┌─ Entries provided

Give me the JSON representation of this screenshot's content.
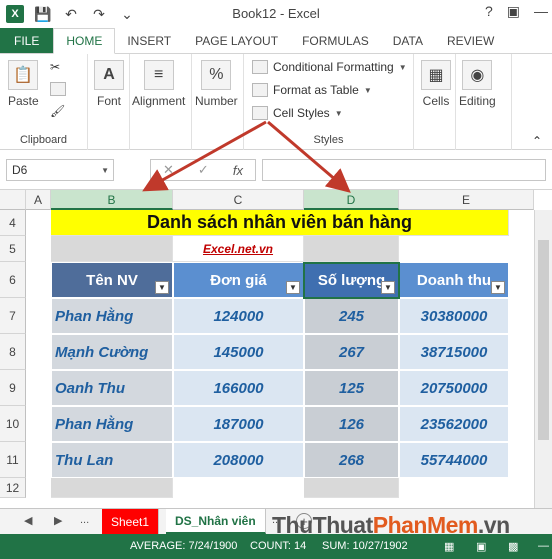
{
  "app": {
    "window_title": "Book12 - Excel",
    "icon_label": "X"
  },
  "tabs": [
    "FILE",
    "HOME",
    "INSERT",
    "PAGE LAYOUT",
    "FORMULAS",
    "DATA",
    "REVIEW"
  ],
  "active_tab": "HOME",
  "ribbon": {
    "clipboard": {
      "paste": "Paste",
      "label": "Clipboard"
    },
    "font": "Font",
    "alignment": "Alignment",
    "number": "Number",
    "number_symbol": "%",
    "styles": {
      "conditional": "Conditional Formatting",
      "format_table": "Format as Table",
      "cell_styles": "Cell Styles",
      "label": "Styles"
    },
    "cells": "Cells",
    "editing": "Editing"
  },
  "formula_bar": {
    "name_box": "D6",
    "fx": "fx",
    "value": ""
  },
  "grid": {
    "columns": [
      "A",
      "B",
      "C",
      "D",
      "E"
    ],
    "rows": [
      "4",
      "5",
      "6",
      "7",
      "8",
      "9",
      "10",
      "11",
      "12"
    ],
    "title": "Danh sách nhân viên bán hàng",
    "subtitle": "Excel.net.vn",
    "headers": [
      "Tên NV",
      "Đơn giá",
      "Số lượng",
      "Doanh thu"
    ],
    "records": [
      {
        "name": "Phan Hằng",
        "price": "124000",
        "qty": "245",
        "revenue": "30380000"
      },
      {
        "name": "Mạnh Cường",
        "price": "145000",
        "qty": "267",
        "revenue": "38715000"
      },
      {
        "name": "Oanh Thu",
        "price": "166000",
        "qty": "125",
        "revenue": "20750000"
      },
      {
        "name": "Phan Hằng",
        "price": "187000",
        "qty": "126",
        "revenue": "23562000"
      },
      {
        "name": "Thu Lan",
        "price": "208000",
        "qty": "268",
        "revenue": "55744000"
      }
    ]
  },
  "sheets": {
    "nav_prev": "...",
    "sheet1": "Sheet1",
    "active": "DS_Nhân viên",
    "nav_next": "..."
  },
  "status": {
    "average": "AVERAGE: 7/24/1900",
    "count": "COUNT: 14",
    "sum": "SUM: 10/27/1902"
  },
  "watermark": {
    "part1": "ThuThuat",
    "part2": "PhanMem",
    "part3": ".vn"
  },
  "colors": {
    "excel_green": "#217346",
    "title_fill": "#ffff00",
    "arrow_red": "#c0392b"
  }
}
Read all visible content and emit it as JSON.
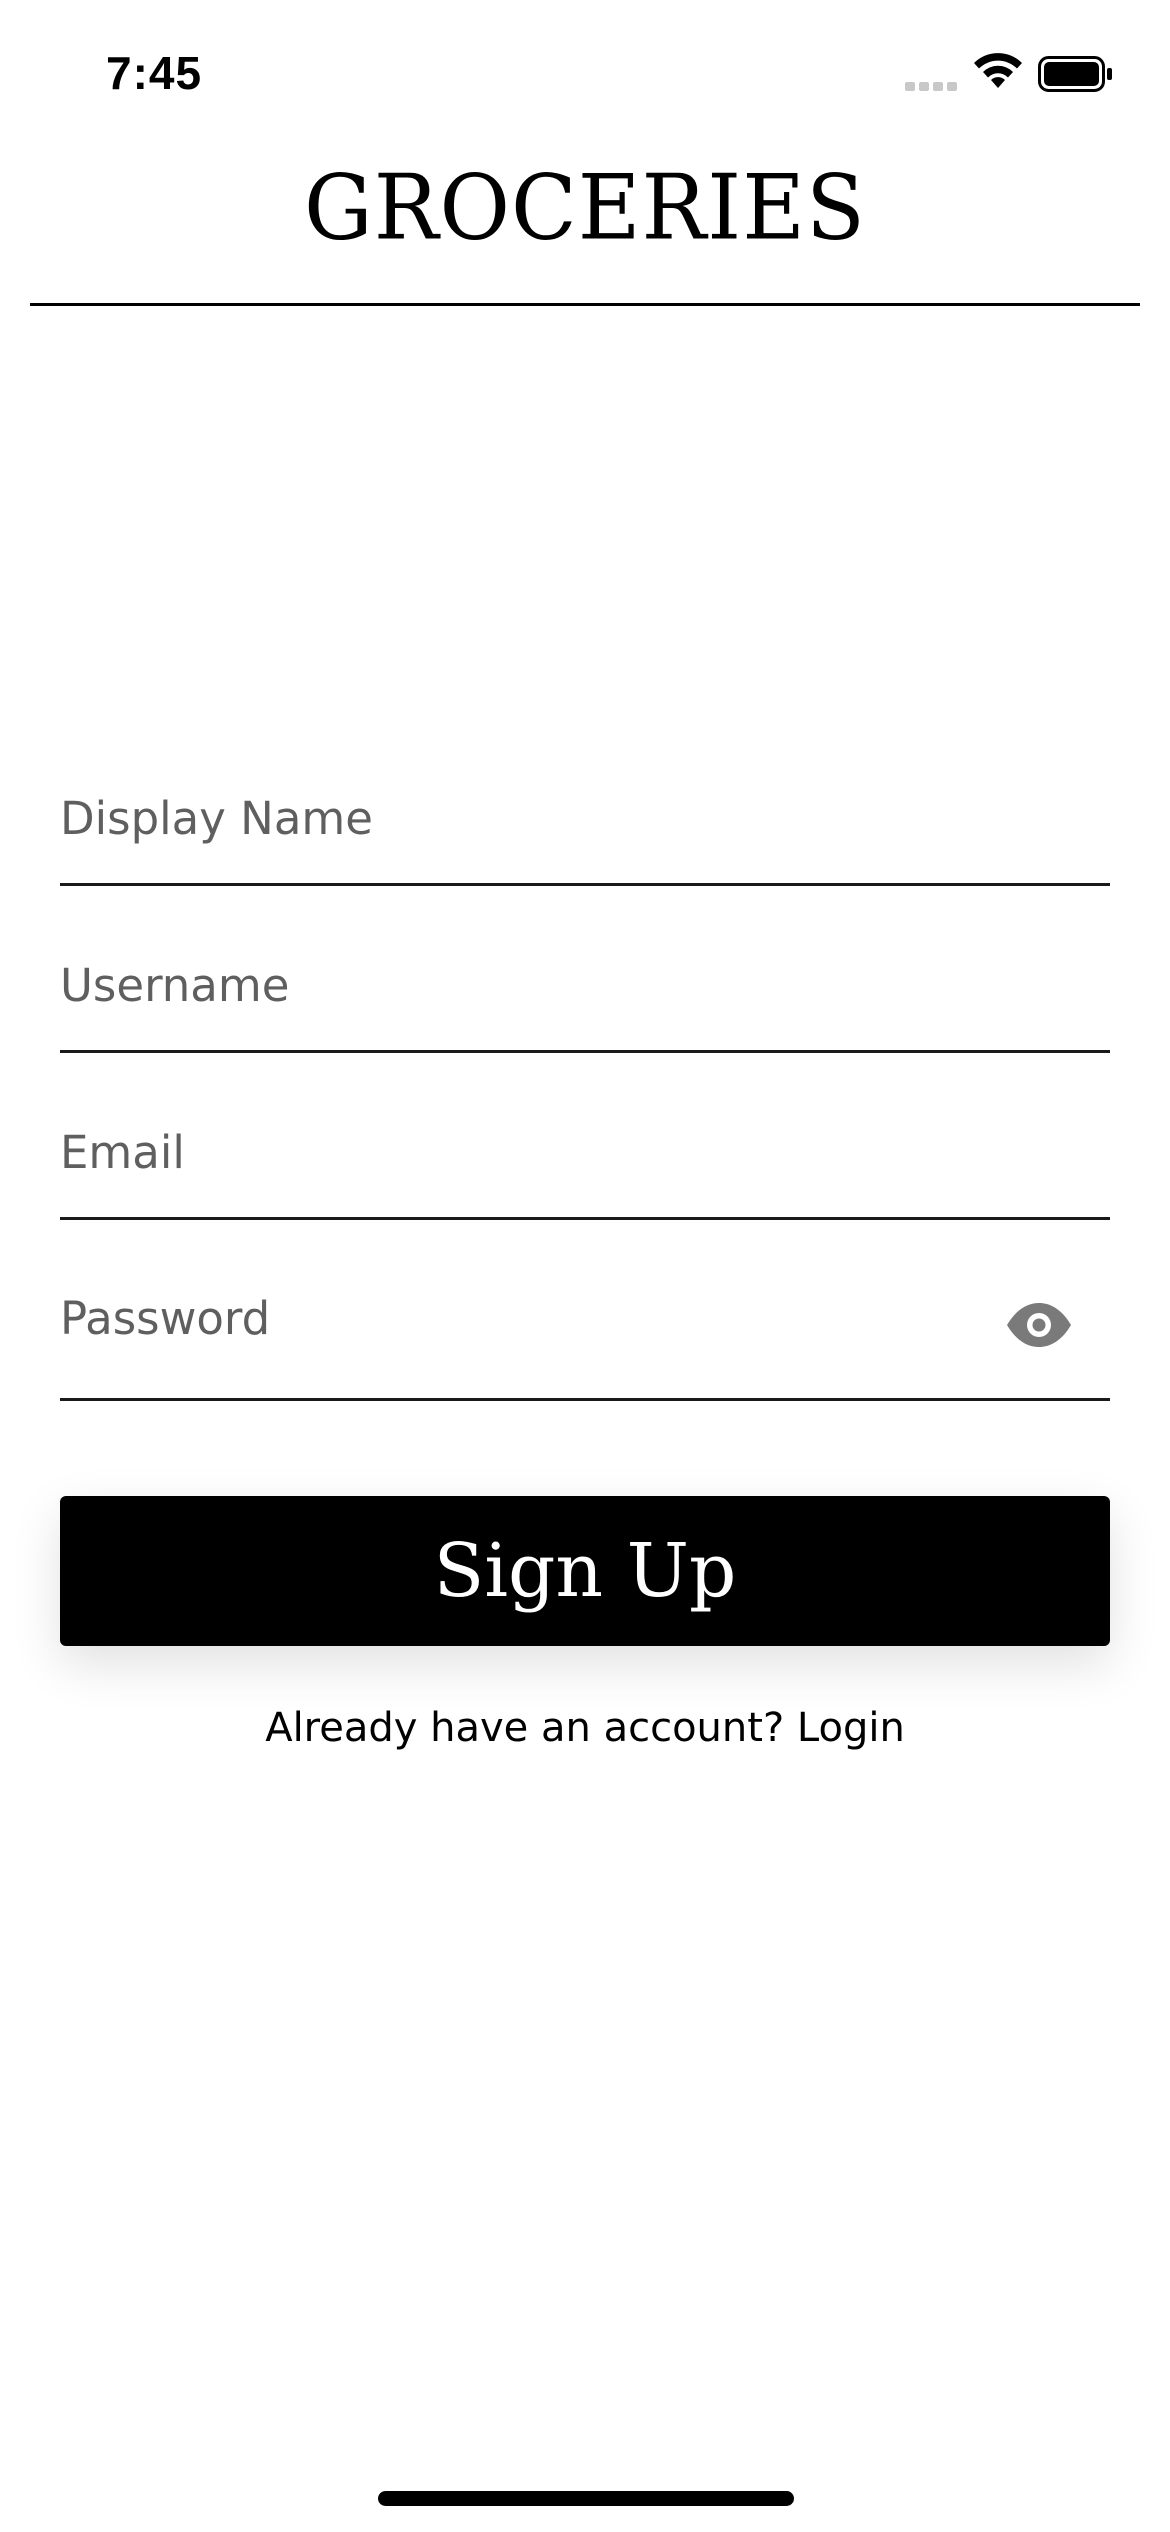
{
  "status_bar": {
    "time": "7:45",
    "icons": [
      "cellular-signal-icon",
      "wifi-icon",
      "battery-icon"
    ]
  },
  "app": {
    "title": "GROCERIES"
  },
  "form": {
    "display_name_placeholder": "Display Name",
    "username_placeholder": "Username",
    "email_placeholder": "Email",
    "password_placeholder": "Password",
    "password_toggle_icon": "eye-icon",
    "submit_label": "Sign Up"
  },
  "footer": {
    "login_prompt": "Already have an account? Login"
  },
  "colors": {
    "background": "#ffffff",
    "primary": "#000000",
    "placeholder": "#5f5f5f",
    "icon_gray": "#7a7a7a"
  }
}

└─

### Problem details
Using the material above, set down every line exactly, but skip the pictures.

### Result
Give me the JSON representation of this screenshot's content.
{
  "app": {
    "window_title": "Book12 - Excel",
    "icon_label": "X"
  },
  "tabs": [
    "FILE",
    "HOME",
    "INSERT",
    "PAGE LAYOUT",
    "FORMULAS",
    "DATA",
    "REVIEW"
  ],
  "active_tab": "HOME",
  "ribbon": {
    "clipboard": {
      "paste": "Paste",
      "label": "Clipboard"
    },
    "font": "Font",
    "alignment": "Alignment",
    "number": "Number",
    "number_symbol": "%",
    "styles": {
      "conditional": "Conditional Formatting",
      "format_table": "Format as Table",
      "cell_styles": "Cell Styles",
      "label": "Styles"
    },
    "cells": "Cells",
    "editing": "Editing"
  },
  "formula_bar": {
    "name_box": "D6",
    "fx": "fx",
    "value": ""
  },
  "grid": {
    "columns": [
      "A",
      "B",
      "C",
      "D",
      "E"
    ],
    "rows": [
      "4",
      "5",
      "6",
      "7",
      "8",
      "9",
      "10",
      "11",
      "12"
    ],
    "title": "Danh sách nhân viên bán hàng",
    "subtitle": "Excel.net.vn",
    "headers": [
      "Tên NV",
      "Đơn giá",
      "Số lượng",
      "Doanh thu"
    ],
    "records": [
      {
        "name": "Phan Hằng",
        "price": "124000",
        "qty": "245",
        "revenue": "30380000"
      },
      {
        "name": "Mạnh Cường",
        "price": "145000",
        "qty": "267",
        "revenue": "38715000"
      },
      {
        "name": "Oanh Thu",
        "price": "166000",
        "qty": "125",
        "revenue": "20750000"
      },
      {
        "name": "Phan Hằng",
        "price": "187000",
        "qty": "126",
        "revenue": "23562000"
      },
      {
        "name": "Thu Lan",
        "price": "208000",
        "qty": "268",
        "revenue": "55744000"
      }
    ]
  },
  "sheets": {
    "nav_prev": "...",
    "sheet1": "Sheet1",
    "active": "DS_Nhân viên",
    "nav_next": "..."
  },
  "status": {
    "average": "AVERAGE: 7/24/1900",
    "count": "COUNT: 14",
    "sum": "SUM: 10/27/1902"
  },
  "watermark": {
    "part1": "ThuThuat",
    "part2": "PhanMem",
    "part3": ".vn"
  },
  "colors": {
    "excel_green": "#217346",
    "title_fill": "#ffff00",
    "arrow_red": "#c0392b"
  }
}
Read all visible content and emit it as JSON.
{
  "status_bar": {
    "time": "7:45",
    "icons": [
      "cellular-signal-icon",
      "wifi-icon",
      "battery-icon"
    ]
  },
  "app": {
    "title": "GROCERIES"
  },
  "form": {
    "display_name_placeholder": "Display Name",
    "username_placeholder": "Username",
    "email_placeholder": "Email",
    "password_placeholder": "Password",
    "password_toggle_icon": "eye-icon",
    "submit_label": "Sign Up"
  },
  "footer": {
    "login_prompt": "Already have an account? Login"
  },
  "colors": {
    "background": "#ffffff",
    "primary": "#000000",
    "placeholder": "#5f5f5f",
    "icon_gray": "#7a7a7a"
  }
}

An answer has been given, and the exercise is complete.